[Short problem] List each line of the data in which the string "sich" appears.

── Supplied material

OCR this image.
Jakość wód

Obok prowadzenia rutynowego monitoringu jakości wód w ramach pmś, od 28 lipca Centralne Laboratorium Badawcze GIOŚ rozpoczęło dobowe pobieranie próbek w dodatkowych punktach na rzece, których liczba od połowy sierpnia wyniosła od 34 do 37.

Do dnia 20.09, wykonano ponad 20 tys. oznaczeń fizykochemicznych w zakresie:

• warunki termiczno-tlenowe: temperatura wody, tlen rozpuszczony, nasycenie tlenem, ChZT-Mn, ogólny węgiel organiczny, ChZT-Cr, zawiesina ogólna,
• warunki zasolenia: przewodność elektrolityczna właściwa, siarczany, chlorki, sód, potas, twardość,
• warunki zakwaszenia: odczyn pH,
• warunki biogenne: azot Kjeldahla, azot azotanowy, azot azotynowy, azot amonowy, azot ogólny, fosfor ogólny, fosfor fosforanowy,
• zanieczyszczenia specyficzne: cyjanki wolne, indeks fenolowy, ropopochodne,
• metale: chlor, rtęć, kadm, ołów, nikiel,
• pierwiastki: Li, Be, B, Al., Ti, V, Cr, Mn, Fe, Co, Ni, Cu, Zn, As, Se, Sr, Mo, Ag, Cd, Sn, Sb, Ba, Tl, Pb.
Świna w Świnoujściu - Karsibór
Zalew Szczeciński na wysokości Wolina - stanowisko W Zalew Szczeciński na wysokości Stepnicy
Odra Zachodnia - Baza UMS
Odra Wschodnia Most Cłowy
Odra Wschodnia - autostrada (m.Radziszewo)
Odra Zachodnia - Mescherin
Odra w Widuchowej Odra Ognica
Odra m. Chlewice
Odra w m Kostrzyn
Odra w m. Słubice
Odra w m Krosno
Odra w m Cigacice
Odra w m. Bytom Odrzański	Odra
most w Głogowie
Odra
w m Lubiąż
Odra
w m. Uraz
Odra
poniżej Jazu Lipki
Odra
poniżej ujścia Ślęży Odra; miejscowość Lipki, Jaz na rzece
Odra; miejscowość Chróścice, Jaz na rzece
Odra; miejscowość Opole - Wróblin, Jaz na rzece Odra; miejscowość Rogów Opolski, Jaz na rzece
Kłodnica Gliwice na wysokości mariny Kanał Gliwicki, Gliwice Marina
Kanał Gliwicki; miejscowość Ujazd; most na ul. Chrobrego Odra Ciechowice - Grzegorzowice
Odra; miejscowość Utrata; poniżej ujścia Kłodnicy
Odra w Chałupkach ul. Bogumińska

────
── Supplied material

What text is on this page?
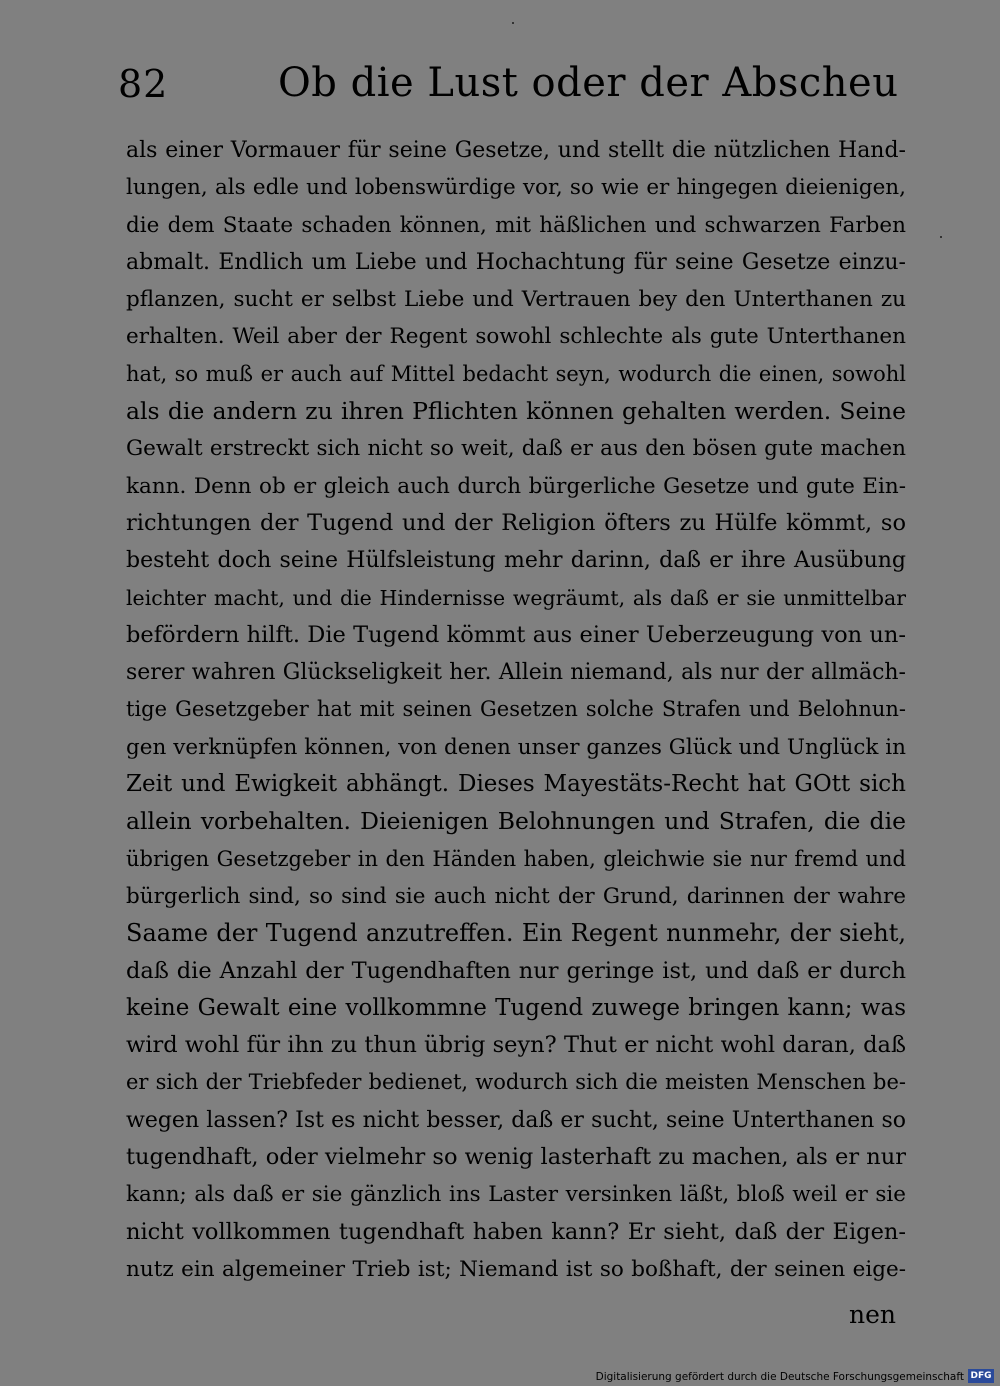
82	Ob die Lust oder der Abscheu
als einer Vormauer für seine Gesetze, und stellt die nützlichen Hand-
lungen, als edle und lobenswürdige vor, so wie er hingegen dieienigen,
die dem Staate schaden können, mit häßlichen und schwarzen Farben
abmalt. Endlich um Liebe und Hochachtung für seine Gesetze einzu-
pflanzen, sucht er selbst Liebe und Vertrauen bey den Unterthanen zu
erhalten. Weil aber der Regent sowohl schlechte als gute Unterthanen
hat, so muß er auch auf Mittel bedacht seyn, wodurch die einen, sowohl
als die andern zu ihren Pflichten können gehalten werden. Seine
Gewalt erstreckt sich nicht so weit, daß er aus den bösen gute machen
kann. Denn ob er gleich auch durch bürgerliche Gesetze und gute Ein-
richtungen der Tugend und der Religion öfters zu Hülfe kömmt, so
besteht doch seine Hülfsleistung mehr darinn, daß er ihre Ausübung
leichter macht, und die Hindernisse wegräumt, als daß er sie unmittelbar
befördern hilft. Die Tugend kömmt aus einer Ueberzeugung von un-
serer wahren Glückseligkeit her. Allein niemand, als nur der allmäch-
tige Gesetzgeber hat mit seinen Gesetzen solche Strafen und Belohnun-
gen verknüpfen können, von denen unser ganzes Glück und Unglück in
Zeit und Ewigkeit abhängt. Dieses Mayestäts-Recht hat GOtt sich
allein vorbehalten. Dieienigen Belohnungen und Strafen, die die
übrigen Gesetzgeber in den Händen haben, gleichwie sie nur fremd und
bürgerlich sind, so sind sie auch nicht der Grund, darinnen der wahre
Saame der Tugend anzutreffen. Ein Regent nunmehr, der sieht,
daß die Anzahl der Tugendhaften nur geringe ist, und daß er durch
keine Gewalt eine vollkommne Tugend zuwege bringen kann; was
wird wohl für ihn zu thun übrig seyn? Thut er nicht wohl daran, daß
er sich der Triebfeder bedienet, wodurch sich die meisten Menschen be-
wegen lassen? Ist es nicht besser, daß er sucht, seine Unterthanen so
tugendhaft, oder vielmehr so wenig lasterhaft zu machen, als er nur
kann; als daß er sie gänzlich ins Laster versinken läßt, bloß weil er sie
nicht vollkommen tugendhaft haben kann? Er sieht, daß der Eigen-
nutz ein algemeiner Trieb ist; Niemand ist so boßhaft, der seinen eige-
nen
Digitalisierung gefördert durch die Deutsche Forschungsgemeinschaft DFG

────

[Answer in full]
Gewalt erstreckt sich nicht so weit, daß er aus den bösen gute machen
Zeit und Ewigkeit abhängt. Dieses Mayestäts-Recht hat GOtt sich
er sich der Triebfeder bedienet, wodurch sich die meisten Menschen be-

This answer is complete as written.